→ **SET PROBLEM**:
List all lines in the material below that contain "View".

→ **DATASET**:
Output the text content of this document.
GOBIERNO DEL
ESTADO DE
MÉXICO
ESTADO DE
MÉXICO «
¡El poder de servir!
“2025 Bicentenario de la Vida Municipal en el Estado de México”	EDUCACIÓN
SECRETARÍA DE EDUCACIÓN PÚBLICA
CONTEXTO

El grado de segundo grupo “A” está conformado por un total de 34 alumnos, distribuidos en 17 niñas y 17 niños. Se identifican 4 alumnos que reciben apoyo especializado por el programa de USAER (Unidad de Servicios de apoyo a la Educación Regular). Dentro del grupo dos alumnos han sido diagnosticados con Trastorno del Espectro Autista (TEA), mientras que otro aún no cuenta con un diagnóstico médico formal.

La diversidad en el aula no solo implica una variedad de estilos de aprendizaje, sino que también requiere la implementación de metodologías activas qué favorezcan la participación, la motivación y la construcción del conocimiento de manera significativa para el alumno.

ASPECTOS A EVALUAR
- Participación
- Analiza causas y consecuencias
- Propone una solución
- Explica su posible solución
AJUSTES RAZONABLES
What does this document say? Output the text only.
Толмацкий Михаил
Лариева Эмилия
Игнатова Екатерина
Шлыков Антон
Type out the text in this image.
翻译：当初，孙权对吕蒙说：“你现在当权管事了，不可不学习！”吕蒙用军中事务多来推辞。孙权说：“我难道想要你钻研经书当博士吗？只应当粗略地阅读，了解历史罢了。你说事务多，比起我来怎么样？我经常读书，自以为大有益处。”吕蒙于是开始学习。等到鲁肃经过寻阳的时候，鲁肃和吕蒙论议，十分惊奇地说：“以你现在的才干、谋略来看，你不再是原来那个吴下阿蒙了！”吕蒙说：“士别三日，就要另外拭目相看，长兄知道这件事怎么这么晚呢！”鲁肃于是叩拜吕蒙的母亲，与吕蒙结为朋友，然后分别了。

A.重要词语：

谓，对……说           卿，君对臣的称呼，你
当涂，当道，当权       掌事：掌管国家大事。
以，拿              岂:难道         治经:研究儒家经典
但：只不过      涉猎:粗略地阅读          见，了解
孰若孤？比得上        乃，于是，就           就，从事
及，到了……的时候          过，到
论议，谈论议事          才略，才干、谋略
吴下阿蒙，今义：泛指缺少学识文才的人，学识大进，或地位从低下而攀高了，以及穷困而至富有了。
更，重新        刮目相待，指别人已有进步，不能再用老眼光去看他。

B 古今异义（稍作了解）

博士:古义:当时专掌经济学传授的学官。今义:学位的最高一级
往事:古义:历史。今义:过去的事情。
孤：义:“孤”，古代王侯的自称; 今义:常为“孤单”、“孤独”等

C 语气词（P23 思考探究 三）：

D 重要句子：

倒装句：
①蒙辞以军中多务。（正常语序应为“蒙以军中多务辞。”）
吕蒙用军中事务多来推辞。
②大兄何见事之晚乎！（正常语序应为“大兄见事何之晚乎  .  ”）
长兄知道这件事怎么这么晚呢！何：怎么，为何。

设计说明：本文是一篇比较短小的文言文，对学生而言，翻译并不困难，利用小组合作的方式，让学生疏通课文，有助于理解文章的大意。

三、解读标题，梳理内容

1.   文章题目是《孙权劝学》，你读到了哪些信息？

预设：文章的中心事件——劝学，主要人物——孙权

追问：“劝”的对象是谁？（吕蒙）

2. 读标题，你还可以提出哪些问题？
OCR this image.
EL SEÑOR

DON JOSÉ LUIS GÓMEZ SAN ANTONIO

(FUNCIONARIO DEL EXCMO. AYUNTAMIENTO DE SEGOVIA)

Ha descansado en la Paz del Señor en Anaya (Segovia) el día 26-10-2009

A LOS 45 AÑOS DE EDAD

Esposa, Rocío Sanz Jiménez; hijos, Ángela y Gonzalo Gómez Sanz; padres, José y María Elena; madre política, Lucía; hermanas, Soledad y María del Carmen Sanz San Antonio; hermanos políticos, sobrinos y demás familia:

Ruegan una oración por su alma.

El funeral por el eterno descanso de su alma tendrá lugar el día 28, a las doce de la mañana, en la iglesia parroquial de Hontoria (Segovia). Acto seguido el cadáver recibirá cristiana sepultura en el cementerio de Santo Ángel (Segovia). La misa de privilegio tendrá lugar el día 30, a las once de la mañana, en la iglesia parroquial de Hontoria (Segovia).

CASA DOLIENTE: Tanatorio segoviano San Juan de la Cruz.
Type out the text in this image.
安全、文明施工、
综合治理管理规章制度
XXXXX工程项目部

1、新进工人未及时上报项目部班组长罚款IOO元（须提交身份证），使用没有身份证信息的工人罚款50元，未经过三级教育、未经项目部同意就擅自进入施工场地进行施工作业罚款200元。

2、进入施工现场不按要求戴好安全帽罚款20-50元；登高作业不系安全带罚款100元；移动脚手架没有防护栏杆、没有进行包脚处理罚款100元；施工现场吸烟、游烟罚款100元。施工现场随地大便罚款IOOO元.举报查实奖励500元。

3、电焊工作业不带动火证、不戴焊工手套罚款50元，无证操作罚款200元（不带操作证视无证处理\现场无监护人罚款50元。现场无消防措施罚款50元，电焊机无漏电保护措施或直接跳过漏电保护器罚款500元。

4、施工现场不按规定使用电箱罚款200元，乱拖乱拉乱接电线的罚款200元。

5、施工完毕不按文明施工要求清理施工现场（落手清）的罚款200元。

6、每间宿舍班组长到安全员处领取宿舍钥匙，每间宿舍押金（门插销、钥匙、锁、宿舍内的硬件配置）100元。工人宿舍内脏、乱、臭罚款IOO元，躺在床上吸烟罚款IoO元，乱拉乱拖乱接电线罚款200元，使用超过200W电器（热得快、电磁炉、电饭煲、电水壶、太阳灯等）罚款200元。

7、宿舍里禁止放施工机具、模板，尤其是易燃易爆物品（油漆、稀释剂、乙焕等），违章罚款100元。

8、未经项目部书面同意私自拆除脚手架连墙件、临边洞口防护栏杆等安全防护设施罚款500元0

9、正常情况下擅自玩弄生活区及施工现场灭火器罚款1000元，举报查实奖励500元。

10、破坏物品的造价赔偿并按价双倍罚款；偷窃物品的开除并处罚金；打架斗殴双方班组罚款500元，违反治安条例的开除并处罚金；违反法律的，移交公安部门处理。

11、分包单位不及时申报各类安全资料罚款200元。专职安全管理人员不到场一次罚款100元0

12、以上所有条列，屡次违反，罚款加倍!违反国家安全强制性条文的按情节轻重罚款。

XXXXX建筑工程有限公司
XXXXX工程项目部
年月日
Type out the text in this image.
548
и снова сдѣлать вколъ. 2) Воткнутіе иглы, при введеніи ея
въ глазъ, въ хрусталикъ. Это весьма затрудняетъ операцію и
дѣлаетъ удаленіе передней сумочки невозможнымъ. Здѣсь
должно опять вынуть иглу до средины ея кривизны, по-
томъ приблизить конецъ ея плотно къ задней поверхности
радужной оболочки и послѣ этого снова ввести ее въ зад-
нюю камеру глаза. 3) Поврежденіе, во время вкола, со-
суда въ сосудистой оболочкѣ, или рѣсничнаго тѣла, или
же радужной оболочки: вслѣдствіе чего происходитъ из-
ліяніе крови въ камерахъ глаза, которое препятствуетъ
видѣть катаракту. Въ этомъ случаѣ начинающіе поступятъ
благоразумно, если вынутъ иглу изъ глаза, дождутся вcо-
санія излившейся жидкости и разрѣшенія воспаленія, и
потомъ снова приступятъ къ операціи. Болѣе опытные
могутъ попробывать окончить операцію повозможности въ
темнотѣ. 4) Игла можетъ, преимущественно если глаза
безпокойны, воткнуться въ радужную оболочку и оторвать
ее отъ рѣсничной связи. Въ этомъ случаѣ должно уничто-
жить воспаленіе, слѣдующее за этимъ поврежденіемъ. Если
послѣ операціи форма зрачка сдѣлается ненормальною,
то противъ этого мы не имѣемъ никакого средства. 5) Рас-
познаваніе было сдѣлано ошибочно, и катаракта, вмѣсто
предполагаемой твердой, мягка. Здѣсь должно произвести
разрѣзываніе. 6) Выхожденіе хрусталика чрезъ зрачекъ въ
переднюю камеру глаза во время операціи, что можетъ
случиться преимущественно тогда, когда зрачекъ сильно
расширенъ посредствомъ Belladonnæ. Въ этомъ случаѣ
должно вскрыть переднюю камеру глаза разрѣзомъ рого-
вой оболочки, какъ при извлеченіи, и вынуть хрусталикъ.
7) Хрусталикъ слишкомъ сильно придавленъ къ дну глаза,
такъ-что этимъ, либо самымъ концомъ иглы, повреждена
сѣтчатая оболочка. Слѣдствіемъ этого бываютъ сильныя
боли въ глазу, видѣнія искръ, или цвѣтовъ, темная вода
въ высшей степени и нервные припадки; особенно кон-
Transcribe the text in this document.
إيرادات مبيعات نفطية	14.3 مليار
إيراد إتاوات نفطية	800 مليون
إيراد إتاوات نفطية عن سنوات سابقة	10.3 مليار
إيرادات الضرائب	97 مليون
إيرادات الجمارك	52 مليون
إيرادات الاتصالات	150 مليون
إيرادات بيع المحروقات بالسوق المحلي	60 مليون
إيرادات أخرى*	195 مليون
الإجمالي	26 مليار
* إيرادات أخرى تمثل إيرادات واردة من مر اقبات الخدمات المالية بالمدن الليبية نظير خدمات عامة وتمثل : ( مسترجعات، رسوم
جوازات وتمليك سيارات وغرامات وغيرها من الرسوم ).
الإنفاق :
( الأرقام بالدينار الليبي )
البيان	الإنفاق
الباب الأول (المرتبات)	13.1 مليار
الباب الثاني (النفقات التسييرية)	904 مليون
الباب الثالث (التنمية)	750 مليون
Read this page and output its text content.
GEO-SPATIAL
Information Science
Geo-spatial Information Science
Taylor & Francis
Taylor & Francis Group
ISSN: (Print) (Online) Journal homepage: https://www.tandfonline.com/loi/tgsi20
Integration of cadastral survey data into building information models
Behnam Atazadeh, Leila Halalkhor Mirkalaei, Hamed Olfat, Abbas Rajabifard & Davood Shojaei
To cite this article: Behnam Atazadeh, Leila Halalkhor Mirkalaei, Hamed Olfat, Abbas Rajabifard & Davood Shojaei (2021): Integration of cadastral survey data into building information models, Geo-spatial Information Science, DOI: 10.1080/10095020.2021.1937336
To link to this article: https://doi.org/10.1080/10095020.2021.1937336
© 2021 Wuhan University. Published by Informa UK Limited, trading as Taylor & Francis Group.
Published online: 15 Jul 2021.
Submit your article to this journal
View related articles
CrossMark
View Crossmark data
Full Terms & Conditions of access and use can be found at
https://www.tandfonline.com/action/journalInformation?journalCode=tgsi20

→ **EXERCISE SOLUTION**:
View related articles
View Crossmark data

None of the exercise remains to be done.